**WHAT YOU SHOULD DO:** Copy out everything from the first of the rows down to the row containing "Bar (252, 85, 259, 262)", substituting "Column" for every "Bar" and leaving all else unchanged.

## Begin TASK MATERIAL

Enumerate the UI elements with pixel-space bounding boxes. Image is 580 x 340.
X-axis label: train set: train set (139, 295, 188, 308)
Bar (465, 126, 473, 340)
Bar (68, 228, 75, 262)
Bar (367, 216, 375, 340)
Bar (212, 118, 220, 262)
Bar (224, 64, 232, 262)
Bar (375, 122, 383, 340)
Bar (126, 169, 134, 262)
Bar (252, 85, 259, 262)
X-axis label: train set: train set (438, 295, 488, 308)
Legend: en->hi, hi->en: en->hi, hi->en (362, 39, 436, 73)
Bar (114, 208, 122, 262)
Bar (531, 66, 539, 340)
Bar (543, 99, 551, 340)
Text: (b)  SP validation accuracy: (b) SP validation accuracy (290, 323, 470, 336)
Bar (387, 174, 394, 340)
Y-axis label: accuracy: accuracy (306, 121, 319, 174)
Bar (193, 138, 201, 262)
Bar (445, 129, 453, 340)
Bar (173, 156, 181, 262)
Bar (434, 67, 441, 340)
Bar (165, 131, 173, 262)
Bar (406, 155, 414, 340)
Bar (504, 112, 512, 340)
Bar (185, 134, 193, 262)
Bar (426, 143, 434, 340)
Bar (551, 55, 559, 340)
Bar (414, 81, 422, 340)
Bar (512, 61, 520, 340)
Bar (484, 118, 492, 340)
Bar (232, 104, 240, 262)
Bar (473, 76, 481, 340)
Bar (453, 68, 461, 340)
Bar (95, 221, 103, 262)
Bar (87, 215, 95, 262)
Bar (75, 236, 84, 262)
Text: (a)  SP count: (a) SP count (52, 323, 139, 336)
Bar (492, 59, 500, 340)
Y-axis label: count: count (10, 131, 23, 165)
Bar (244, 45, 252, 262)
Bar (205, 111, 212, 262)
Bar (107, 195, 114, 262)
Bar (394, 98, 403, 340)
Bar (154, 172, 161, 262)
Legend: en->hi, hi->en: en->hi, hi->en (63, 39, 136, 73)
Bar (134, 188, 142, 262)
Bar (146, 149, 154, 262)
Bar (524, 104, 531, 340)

## End TASK MATERIAL

**EXERCISE RESULT:**
Enumerate the UI elements with pixel-space bounding boxes. Image is 580 x 340.
X-axis label: train set: train set (139, 295, 188, 308)
Column (465, 126, 473, 340)
Column (68, 228, 75, 262)
Column (367, 216, 375, 340)
Column (212, 118, 220, 262)
Column (224, 64, 232, 262)
Column (375, 122, 383, 340)
Column (126, 169, 134, 262)
Column (252, 85, 259, 262)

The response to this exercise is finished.